** Start of Entries shown **

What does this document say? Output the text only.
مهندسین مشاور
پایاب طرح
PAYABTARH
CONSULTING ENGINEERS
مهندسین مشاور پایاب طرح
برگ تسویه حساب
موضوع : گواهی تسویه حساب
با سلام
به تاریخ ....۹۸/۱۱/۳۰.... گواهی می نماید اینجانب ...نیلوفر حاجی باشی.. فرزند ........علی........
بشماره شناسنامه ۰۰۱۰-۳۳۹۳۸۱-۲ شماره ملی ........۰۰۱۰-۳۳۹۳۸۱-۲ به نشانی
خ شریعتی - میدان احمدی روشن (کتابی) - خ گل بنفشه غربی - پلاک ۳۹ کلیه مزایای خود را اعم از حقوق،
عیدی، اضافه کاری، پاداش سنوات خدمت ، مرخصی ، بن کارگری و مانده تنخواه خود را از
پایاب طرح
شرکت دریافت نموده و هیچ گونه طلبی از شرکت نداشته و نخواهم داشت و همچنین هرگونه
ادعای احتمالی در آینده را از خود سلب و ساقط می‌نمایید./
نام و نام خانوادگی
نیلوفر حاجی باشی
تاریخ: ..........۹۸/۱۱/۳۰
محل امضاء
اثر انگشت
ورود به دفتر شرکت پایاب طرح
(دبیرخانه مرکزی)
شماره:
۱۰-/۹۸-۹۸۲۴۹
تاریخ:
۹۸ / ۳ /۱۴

** End of Entries shown **

The problem — Go through the entries and repeat each one exactly.

Answer for this exercise —
What does this document say? Output the text only.
مهندسین مشاور
پایاب طرح
PAYABTARH
CONSULTING ENGINEERS
مهندسین مشاور پایاب طرح
برگ تسویه حساب
موضوع : گواهی تسویه حساب
با سلام
به تاریخ ....۹۸/۱۱/۳۰.... گواهی می نماید اینجانب ...نیلوفر حاجی باشی.. فرزند ........علی........
بشماره شناسنامه ۰۰۱۰-۳۳۹۳۸۱-۲ شماره ملی ........۰۰۱۰-۳۳۹۳۸۱-۲ به نشانی
خ شریعتی - میدان احمدی روشن (کتابی) - خ گل بنفشه غربی - پلاک ۳۹ کلیه مزایای خود را اعم از حقوق،
عیدی، اضافه کاری، پاداش سنوات خدمت ، مرخصی ، بن کارگری و مانده تنخواه خود را از
پایاب طرح
شرکت دریافت نموده و هیچ گونه طلبی از شرکت نداشته و نخواهم داشت و همچنین هرگونه
ادعای احتمالی در آینده را از خود سلب و ساقط می‌نمایید./
نام و نام خانوادگی
نیلوفر حاجی باشی
تاریخ: ..........۹۸/۱۱/۳۰
محل امضاء
اثر انگشت
ورود به دفتر شرکت پایاب طرح
(دبیرخانه مرکزی)
شماره:
۱۰-/۹۸-۹۸۲۴۹
تاریخ:
۹۸ / ۳ /۱۴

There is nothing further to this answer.